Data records
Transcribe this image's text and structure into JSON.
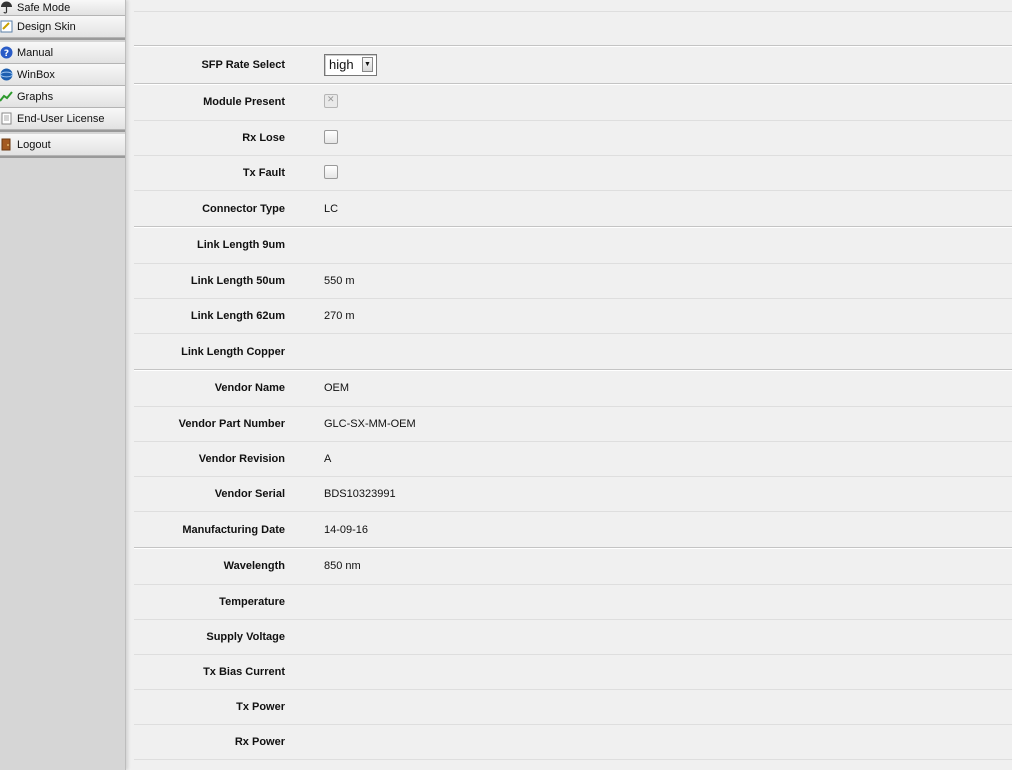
{
  "sidebar": {
    "groups": [
      [
        {
          "label": "Safe Mode",
          "icon": "umbrella-icon"
        },
        {
          "label": "Design Skin",
          "icon": "design-skin-icon"
        }
      ],
      [
        {
          "label": "Manual",
          "icon": "help-icon"
        },
        {
          "label": "WinBox",
          "icon": "winbox-icon"
        },
        {
          "label": "Graphs",
          "icon": "graphs-icon"
        },
        {
          "label": "End-User License",
          "icon": "document-icon"
        }
      ],
      [
        {
          "label": "Logout",
          "icon": "logout-icon"
        }
      ]
    ]
  },
  "form": {
    "rate_select": {
      "label": "SFP Rate Select",
      "value": "high"
    },
    "module_present": {
      "label": "Module Present"
    },
    "rx_lose": {
      "label": "Rx Lose"
    },
    "tx_fault": {
      "label": "Tx Fault"
    },
    "connector_type": {
      "label": "Connector Type",
      "value": "LC"
    },
    "link_9um": {
      "label": "Link Length 9um",
      "value": ""
    },
    "link_50um": {
      "label": "Link Length 50um",
      "value": "550 m"
    },
    "link_62um": {
      "label": "Link Length 62um",
      "value": "270 m"
    },
    "link_copper": {
      "label": "Link Length Copper",
      "value": ""
    },
    "vendor_name": {
      "label": "Vendor Name",
      "value": "OEM"
    },
    "vendor_part": {
      "label": "Vendor Part Number",
      "value": "GLC-SX-MM-OEM"
    },
    "vendor_rev": {
      "label": "Vendor Revision",
      "value": "A"
    },
    "vendor_serial": {
      "label": "Vendor Serial",
      "value": "BDS10323991"
    },
    "mfg_date": {
      "label": "Manufacturing Date",
      "value": "14-09-16"
    },
    "wavelength": {
      "label": "Wavelength",
      "value": "850 nm"
    },
    "temperature": {
      "label": "Temperature",
      "value": ""
    },
    "supply_voltage": {
      "label": "Supply Voltage",
      "value": ""
    },
    "tx_bias": {
      "label": "Tx Bias Current",
      "value": ""
    },
    "tx_power": {
      "label": "Tx Power",
      "value": ""
    },
    "rx_power": {
      "label": "Rx Power",
      "value": ""
    }
  }
}
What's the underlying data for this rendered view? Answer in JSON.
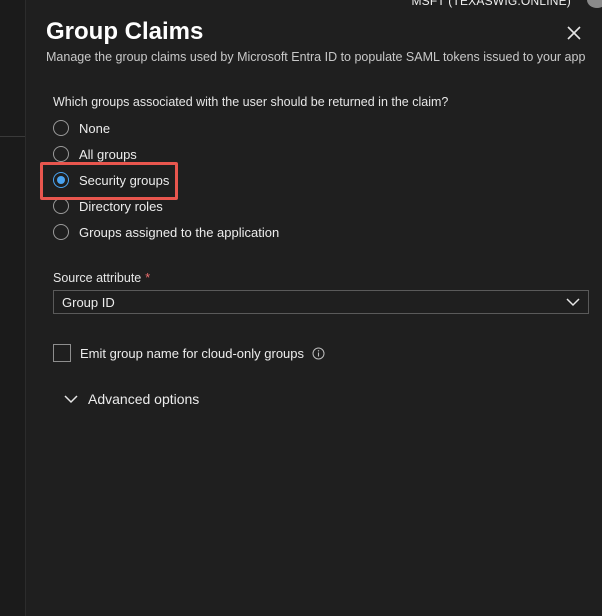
{
  "topbar": {
    "account": "MSFT (TEXASWIG.ONLINE)"
  },
  "panel": {
    "title": "Group Claims",
    "subtitle": "Manage the group claims used by Microsoft Entra ID to populate SAML tokens issued to your app",
    "question": "Which groups associated with the user should be returned in the claim?",
    "options": [
      {
        "label": "None",
        "selected": false
      },
      {
        "label": "All groups",
        "selected": false
      },
      {
        "label": "Security groups",
        "selected": true
      },
      {
        "label": "Directory roles",
        "selected": false
      },
      {
        "label": "Groups assigned to the application",
        "selected": false
      }
    ],
    "source_attribute": {
      "label": "Source attribute",
      "required_marker": "*",
      "value": "Group ID"
    },
    "emit_checkbox": {
      "label": "Emit group name for cloud-only groups",
      "checked": false
    },
    "advanced": {
      "label": "Advanced options"
    }
  },
  "colors": {
    "accent": "#4aa3f0",
    "highlight": "#e8564e",
    "required": "#f07070",
    "background": "#1f1f1f"
  }
}
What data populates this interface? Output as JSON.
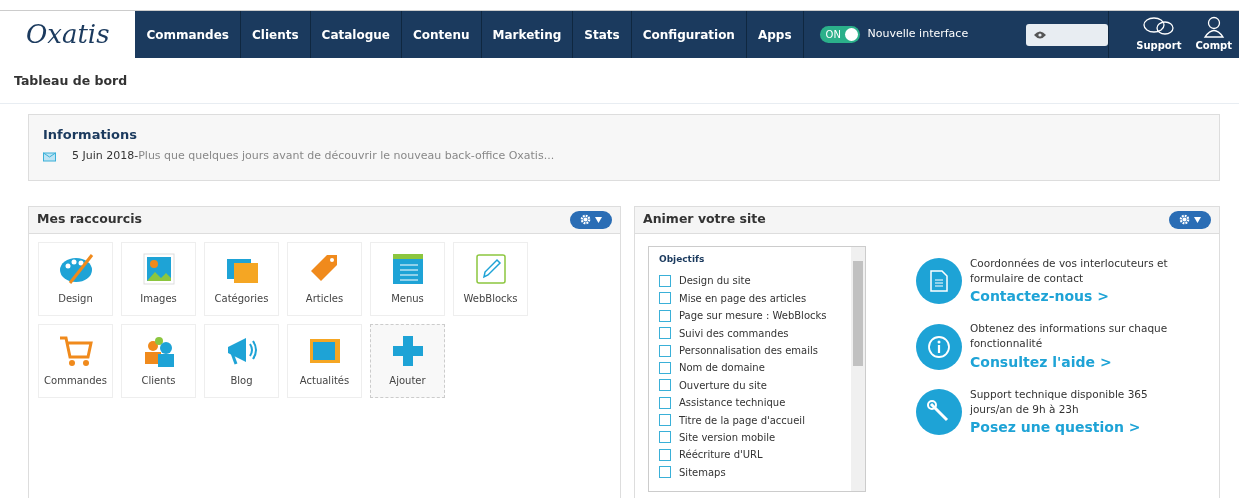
{
  "logo": "Oxatis",
  "nav": [
    {
      "label": "Commandes"
    },
    {
      "label": "Clients"
    },
    {
      "label": "Catalogue"
    },
    {
      "label": "Contenu"
    },
    {
      "label": "Marketing"
    },
    {
      "label": "Stats"
    },
    {
      "label": "Configuration"
    },
    {
      "label": "Apps"
    }
  ],
  "toggle": {
    "on": true,
    "state_label": "ON",
    "label": "Nouvelle interface"
  },
  "user_menu": [
    {
      "label": "Support"
    },
    {
      "label": "Compt"
    }
  ],
  "page_title": "Tableau de bord",
  "informations": {
    "title": "Informations",
    "date": "5 Juin 2018-",
    "text": "Plus que quelques jours avant de découvrir le nouveau back-office Oxatis..."
  },
  "shortcuts": {
    "title": "Mes raccourcis",
    "items": [
      {
        "label": "Design",
        "kind": "shortcut"
      },
      {
        "label": "Images",
        "kind": "shortcut"
      },
      {
        "label": "Catégories",
        "kind": "shortcut"
      },
      {
        "label": "Articles",
        "kind": "shortcut"
      },
      {
        "label": "Menus",
        "kind": "shortcut"
      },
      {
        "label": "WebBlocks",
        "kind": "shortcut"
      },
      {
        "label": "Commandes",
        "kind": "shortcut"
      },
      {
        "label": "Clients",
        "kind": "shortcut"
      },
      {
        "label": "Blog",
        "kind": "shortcut"
      },
      {
        "label": "Actualités",
        "kind": "shortcut"
      },
      {
        "label": "Ajouter",
        "kind": "add"
      }
    ]
  },
  "animate": {
    "title": "Animer votre site",
    "objectives_title": "Objectifs",
    "objectives": [
      {
        "label": "Design du site",
        "checked": false
      },
      {
        "label": "Mise en page des articles",
        "checked": false
      },
      {
        "label": "Page sur mesure : WebBlocks",
        "checked": false
      },
      {
        "label": "Suivi des commandes",
        "checked": false
      },
      {
        "label": "Personnalisation des emails",
        "checked": false
      },
      {
        "label": "Nom de domaine",
        "checked": false
      },
      {
        "label": "Ouverture du site",
        "checked": false
      },
      {
        "label": "Assistance technique",
        "checked": false
      },
      {
        "label": "Titre de la page d'accueil",
        "checked": false
      },
      {
        "label": "Site version mobile",
        "checked": false
      },
      {
        "label": "Réécriture d'URL",
        "checked": false
      },
      {
        "label": "Sitemaps",
        "checked": false
      }
    ],
    "help": [
      {
        "text": "Coordonnées de vos interlocuteurs et formulaire de contact",
        "link": "Contactez-nous >"
      },
      {
        "text": "Obtenez des informations sur chaque fonctionnalité",
        "link": "Consultez l'aide >"
      },
      {
        "text": "Support technique disponible 365 jours/an de 9h à 23h",
        "link": "Posez une question >"
      }
    ]
  }
}
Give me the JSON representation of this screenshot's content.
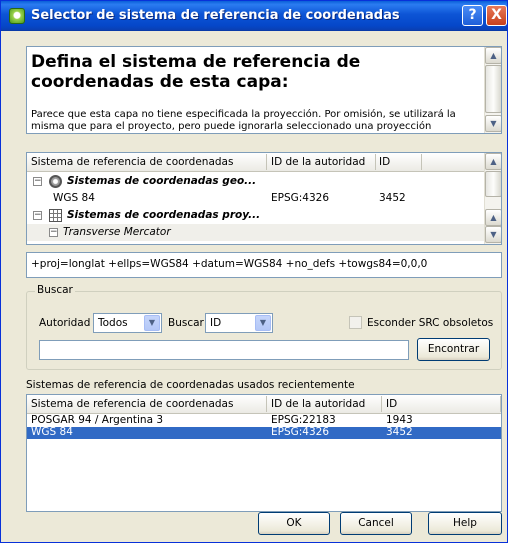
{
  "window": {
    "title": "Selector de sistema de referencia de coordenadas",
    "help_button": "?",
    "close_button": "X"
  },
  "header": {
    "title": "Defina el sistema de referencia de coordenadas de esta capa:",
    "description": "Parece que esta capa no tiene especificada la proyección. Por omisión, se utilizará la misma que para el proyecto, pero puede ignorarla seleccionado una proyección diferente a continuación."
  },
  "crs_tree": {
    "columns": [
      "Sistema de referencia de coordenadas",
      "ID de la autoridad",
      "ID"
    ],
    "rows": [
      {
        "label": "Sistemas de coordenadas geo...",
        "authority": "",
        "id": "",
        "type": "group-geo",
        "expander": "−"
      },
      {
        "label": "WGS 84",
        "authority": "EPSG:4326",
        "id": "3452",
        "type": "item"
      },
      {
        "label": "Sistemas de coordenadas proy...",
        "authority": "",
        "id": "",
        "type": "group-proj",
        "expander": "−"
      },
      {
        "label": "Transverse Mercator",
        "authority": "",
        "id": "",
        "type": "subgroup",
        "expander": "−"
      }
    ]
  },
  "proj_string": "+proj=longlat +ellps=WGS84 +datum=WGS84 +no_defs +towgs84=0,0,0",
  "search": {
    "group_title": "Buscar",
    "authority_label": "Autoridad",
    "authority_value": "Todos",
    "search_label": "Buscar",
    "search_value": "ID",
    "hide_deprecated_label": "Esconder SRC obsoletos",
    "hide_deprecated_checked": false,
    "query_value": "",
    "find_button": "Encontrar"
  },
  "recent": {
    "label": "Sistemas de referencia de coordenadas usados recientemente",
    "columns": [
      "Sistema de referencia de coordenadas",
      "ID de la autoridad",
      "ID"
    ],
    "rows": [
      {
        "name": "POSGAR 94 / Argentina 3",
        "authority": "EPSG:22183",
        "id": "1943",
        "selected": false
      },
      {
        "name": "WGS 84",
        "authority": "EPSG:4326",
        "id": "3452",
        "selected": true
      }
    ]
  },
  "buttons": {
    "ok": "OK",
    "cancel": "Cancel",
    "help": "Help"
  },
  "colors": {
    "titlebar": "#0d55d6",
    "selection": "#316ac5",
    "dialog_bg": "#ece9d8"
  }
}
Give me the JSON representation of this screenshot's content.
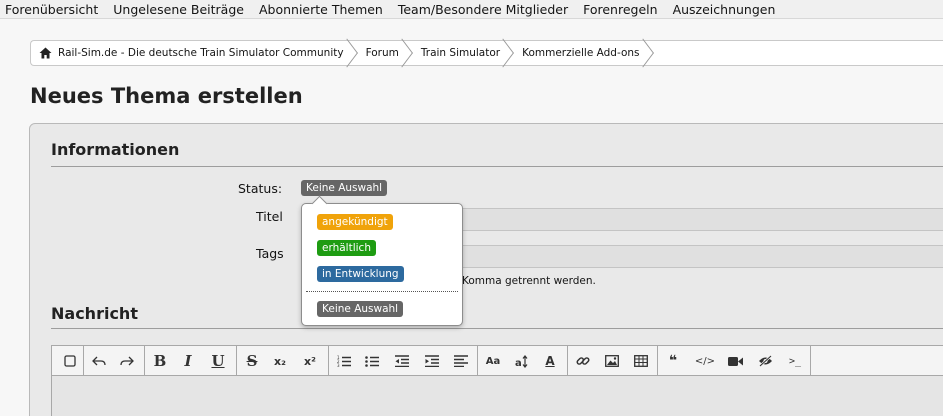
{
  "nav": {
    "items": [
      "Forenübersicht",
      "Ungelesene Beiträge",
      "Abonnierte Themen",
      "Team/Besondere Mitglieder",
      "Forenregeln",
      "Auszeichnungen"
    ]
  },
  "breadcrumb": {
    "items": [
      "Rail-Sim.de - Die deutsche Train Simulator Community",
      "Forum",
      "Train Simulator",
      "Kommerzielle Add-ons"
    ]
  },
  "page": {
    "title": "Neues Thema erstellen"
  },
  "informationen": {
    "heading": "Informationen",
    "status_label": "Status:",
    "status_value": "Keine Auswahl",
    "titel_label": "Titel",
    "tags_label": "Tags",
    "tags_hint": "Komma getrennt werden."
  },
  "status_menu": {
    "options": [
      {
        "label": "angekündigt",
        "color": "#f0a30a"
      },
      {
        "label": "erhältlich",
        "color": "#1e9c12"
      },
      {
        "label": "in Entwicklung",
        "color": "#2d6a9f"
      },
      {
        "label": "Keine Auswahl",
        "color": "#666666"
      }
    ]
  },
  "nachricht": {
    "heading": "Nachricht",
    "toolbar": {
      "bold": "B",
      "italic": "I",
      "underline": "U",
      "strike": "S",
      "subscript": "x₂",
      "superscript": "x²",
      "font_size": "Aa",
      "font_color": "A",
      "quote": "❝",
      "code": "</>",
      "inline_code": ">_"
    }
  }
}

STATED TASK -
Take each line of the material that contains the word "Support" and list it.

EXERCISE ANSWER -
      "label": "Support"
        "text": "Support technique disponible 365 jours/an de 9h à 23h",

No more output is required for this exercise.